=== Source material ===

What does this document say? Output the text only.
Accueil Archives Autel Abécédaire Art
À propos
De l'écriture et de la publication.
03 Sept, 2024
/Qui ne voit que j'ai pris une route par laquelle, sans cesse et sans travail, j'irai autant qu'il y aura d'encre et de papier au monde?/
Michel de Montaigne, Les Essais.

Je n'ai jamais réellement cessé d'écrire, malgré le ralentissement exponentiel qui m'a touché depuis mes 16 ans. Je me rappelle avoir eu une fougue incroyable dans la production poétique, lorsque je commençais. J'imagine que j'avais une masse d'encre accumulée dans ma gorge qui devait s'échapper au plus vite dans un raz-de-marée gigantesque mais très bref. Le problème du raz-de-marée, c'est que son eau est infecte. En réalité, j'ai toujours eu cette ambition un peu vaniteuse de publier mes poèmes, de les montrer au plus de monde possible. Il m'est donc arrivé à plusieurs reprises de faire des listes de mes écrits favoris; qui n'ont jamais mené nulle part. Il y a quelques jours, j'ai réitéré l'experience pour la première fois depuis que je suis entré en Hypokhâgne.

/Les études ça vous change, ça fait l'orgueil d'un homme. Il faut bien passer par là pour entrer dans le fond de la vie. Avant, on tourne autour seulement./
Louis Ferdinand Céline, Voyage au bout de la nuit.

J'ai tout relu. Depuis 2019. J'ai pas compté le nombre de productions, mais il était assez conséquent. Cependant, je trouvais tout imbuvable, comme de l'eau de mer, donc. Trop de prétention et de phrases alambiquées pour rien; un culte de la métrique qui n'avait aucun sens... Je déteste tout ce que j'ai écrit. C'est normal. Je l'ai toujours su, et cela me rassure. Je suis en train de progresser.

===

**Task to complete**
Every entry should be printed again exactly as written.

**Exercise solution**
What does this document say? Output the text only.
Accueil Archives Autel Abécédaire Art
À propos
De l'écriture et de la publication.
03 Sept, 2024
/Qui ne voit que j'ai pris une route par laquelle, sans cesse et sans travail, j'irai autant qu'il y aura d'encre et de papier au monde?/
Michel de Montaigne, Les Essais.

Je n'ai jamais réellement cessé d'écrire, malgré le ralentissement exponentiel qui m'a touché depuis mes 16 ans. Je me rappelle avoir eu une fougue incroyable dans la production poétique, lorsque je commençais. J'imagine que j'avais une masse d'encre accumulée dans ma gorge qui devait s'échapper au plus vite dans un raz-de-marée gigantesque mais très bref. Le problème du raz-de-marée, c'est que son eau est infecte. En réalité, j'ai toujours eu cette ambition un peu vaniteuse de publier mes poèmes, de les montrer au plus de monde possible. Il m'est donc arrivé à plusieurs reprises de faire des listes de mes écrits favoris; qui n'ont jamais mené nulle part. Il y a quelques jours, j'ai réitéré l'experience pour la première fois depuis que je suis entré en Hypokhâgne.

/Les études ça vous change, ça fait l'orgueil d'un homme. Il faut bien passer par là pour entrer dans le fond de la vie. Avant, on tourne autour seulement./
Louis Ferdinand Céline, Voyage au bout de la nuit.

J'ai tout relu. Depuis 2019. J'ai pas compté le nombre de productions, mais il était assez conséquent. Cependant, je trouvais tout imbuvable, comme de l'eau de mer, donc. Trop de prétention et de phrases alambiquées pour rien; un culte de la métrique qui n'avait aucun sens... Je déteste tout ce que j'ai écrit. C'est normal. Je l'ai toujours su, et cela me rassure. Je suis en train de progresser.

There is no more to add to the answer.